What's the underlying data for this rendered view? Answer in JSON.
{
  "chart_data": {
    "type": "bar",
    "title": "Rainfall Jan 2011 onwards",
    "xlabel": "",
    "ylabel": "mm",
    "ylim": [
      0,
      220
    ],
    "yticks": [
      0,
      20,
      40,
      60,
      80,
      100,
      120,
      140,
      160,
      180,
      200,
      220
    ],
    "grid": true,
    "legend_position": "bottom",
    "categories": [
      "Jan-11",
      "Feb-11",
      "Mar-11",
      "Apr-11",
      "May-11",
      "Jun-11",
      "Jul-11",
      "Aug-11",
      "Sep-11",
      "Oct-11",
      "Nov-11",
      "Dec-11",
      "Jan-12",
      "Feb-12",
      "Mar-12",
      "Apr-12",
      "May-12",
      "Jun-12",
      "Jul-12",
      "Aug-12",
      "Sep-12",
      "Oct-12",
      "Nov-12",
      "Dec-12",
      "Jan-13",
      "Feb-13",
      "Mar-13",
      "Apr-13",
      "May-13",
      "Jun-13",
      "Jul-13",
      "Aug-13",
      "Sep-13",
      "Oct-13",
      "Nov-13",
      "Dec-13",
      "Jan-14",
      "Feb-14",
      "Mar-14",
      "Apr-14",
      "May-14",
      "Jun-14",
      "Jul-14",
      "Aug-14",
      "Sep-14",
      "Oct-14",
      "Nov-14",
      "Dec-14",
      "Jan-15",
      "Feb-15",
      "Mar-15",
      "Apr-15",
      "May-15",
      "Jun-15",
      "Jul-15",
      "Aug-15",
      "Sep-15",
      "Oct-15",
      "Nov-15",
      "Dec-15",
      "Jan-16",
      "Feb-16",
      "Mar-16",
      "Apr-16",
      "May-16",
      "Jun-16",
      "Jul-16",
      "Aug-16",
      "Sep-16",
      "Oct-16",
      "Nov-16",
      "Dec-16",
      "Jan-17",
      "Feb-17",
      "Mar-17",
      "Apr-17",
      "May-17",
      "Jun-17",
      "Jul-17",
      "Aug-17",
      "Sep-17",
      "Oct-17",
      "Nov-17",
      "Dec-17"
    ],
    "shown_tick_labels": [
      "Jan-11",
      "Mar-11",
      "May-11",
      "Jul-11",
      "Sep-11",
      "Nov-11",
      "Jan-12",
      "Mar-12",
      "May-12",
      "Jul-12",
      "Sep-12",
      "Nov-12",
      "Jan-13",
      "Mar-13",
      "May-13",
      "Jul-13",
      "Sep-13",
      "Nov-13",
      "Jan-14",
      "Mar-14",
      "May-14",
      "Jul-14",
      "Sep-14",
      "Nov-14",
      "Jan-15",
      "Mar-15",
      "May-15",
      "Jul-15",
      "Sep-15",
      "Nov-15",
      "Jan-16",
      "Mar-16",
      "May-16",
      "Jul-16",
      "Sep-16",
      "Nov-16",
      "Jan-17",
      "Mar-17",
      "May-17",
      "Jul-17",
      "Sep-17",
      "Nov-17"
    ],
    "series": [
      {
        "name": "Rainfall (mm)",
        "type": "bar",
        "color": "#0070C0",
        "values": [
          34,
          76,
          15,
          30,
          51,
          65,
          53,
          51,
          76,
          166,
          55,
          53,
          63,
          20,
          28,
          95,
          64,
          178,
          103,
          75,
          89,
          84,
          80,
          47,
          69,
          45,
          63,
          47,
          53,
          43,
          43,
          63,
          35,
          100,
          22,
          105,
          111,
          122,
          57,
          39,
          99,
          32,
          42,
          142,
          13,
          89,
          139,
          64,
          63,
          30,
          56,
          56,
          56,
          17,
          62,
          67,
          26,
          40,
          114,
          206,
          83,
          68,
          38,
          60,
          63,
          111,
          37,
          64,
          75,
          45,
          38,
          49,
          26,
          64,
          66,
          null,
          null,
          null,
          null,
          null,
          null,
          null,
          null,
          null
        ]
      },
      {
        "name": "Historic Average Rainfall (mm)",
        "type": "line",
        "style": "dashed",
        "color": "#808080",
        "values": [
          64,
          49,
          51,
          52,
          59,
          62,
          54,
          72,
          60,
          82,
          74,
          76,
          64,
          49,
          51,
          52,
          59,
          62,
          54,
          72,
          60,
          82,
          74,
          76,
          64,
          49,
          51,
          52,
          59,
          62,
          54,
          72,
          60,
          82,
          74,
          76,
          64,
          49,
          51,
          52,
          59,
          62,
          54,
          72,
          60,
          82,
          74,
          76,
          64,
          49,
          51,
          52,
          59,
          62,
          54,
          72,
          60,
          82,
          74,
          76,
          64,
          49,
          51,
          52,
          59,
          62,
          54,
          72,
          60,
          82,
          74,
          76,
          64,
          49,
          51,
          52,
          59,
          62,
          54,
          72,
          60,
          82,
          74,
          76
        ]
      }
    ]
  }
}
##########
• [TASK STATEMENT]:
The records above should be duplicated in full, exactly as given.

• [ANSWER TO THIS PROBLEM]:
What's the underlying data for this rendered view? Answer in JSON.
{
  "chart_data": {
    "type": "bar",
    "title": "Rainfall Jan 2011 onwards",
    "xlabel": "",
    "ylabel": "mm",
    "ylim": [
      0,
      220
    ],
    "yticks": [
      0,
      20,
      40,
      60,
      80,
      100,
      120,
      140,
      160,
      180,
      200,
      220
    ],
    "grid": true,
    "legend_position": "bottom",
    "categories": [
      "Jan-11",
      "Feb-11",
      "Mar-11",
      "Apr-11",
      "May-11",
      "Jun-11",
      "Jul-11",
      "Aug-11",
      "Sep-11",
      "Oct-11",
      "Nov-11",
      "Dec-11",
      "Jan-12",
      "Feb-12",
      "Mar-12",
      "Apr-12",
      "May-12",
      "Jun-12",
      "Jul-12",
      "Aug-12",
      "Sep-12",
      "Oct-12",
      "Nov-12",
      "Dec-12",
      "Jan-13",
      "Feb-13",
      "Mar-13",
      "Apr-13",
      "May-13",
      "Jun-13",
      "Jul-13",
      "Aug-13",
      "Sep-13",
      "Oct-13",
      "Nov-13",
      "Dec-13",
      "Jan-14",
      "Feb-14",
      "Mar-14",
      "Apr-14",
      "May-14",
      "Jun-14",
      "Jul-14",
      "Aug-14",
      "Sep-14",
      "Oct-14",
      "Nov-14",
      "Dec-14",
      "Jan-15",
      "Feb-15",
      "Mar-15",
      "Apr-15",
      "May-15",
      "Jun-15",
      "Jul-15",
      "Aug-15",
      "Sep-15",
      "Oct-15",
      "Nov-15",
      "Dec-15",
      "Jan-16",
      "Feb-16",
      "Mar-16",
      "Apr-16",
      "May-16",
      "Jun-16",
      "Jul-16",
      "Aug-16",
      "Sep-16",
      "Oct-16",
      "Nov-16",
      "Dec-16",
      "Jan-17",
      "Feb-17",
      "Mar-17",
      "Apr-17",
      "May-17",
      "Jun-17",
      "Jul-17",
      "Aug-17",
      "Sep-17",
      "Oct-17",
      "Nov-17",
      "Dec-17"
    ],
    "shown_tick_labels": [
      "Jan-11",
      "Mar-11",
      "May-11",
      "Jul-11",
      "Sep-11",
      "Nov-11",
      "Jan-12",
      "Mar-12",
      "May-12",
      "Jul-12",
      "Sep-12",
      "Nov-12",
      "Jan-13",
      "Mar-13",
      "May-13",
      "Jul-13",
      "Sep-13",
      "Nov-13",
      "Jan-14",
      "Mar-14",
      "May-14",
      "Jul-14",
      "Sep-14",
      "Nov-14",
      "Jan-15",
      "Mar-15",
      "May-15",
      "Jul-15",
      "Sep-15",
      "Nov-15",
      "Jan-16",
      "Mar-16",
      "May-16",
      "Jul-16",
      "Sep-16",
      "Nov-16",
      "Jan-17",
      "Mar-17",
      "May-17",
      "Jul-17",
      "Sep-17",
      "Nov-17"
    ],
    "series": [
      {
        "name": "Rainfall (mm)",
        "type": "bar",
        "color": "#0070C0",
        "values": [
          34,
          76,
          15,
          30,
          51,
          65,
          53,
          51,
          76,
          166,
          55,
          53,
          63,
          20,
          28,
          95,
          64,
          178,
          103,
          75,
          89,
          84,
          80,
          47,
          69,
          45,
          63,
          47,
          53,
          43,
          43,
          63,
          35,
          100,
          22,
          105,
          111,
          122,
          57,
          39,
          99,
          32,
          42,
          142,
          13,
          89,
          139,
          64,
          63,
          30,
          56,
          56,
          56,
          17,
          62,
          67,
          26,
          40,
          114,
          206,
          83,
          68,
          38,
          60,
          63,
          111,
          37,
          64,
          75,
          45,
          38,
          49,
          26,
          64,
          66,
          null,
          null,
          null,
          null,
          null,
          null,
          null,
          null,
          null
        ]
      },
      {
        "name": "Historic Average Rainfall (mm)",
        "type": "line",
        "style": "dashed",
        "color": "#808080",
        "values": [
          64,
          49,
          51,
          52,
          59,
          62,
          54,
          72,
          60,
          82,
          74,
          76,
          64,
          49,
          51,
          52,
          59,
          62,
          54,
          72,
          60,
          82,
          74,
          76,
          64,
          49,
          51,
          52,
          59,
          62,
          54,
          72,
          60,
          82,
          74,
          76,
          64,
          49,
          51,
          52,
          59,
          62,
          54,
          72,
          60,
          82,
          74,
          76,
          64,
          49,
          51,
          52,
          59,
          62,
          54,
          72,
          60,
          82,
          74,
          76,
          64,
          49,
          51,
          52,
          59,
          62,
          54,
          72,
          60,
          82,
          74,
          76,
          64,
          49,
          51,
          52,
          59,
          62,
          54,
          72,
          60,
          82,
          74,
          76
        ]
      }
    ]
  }
}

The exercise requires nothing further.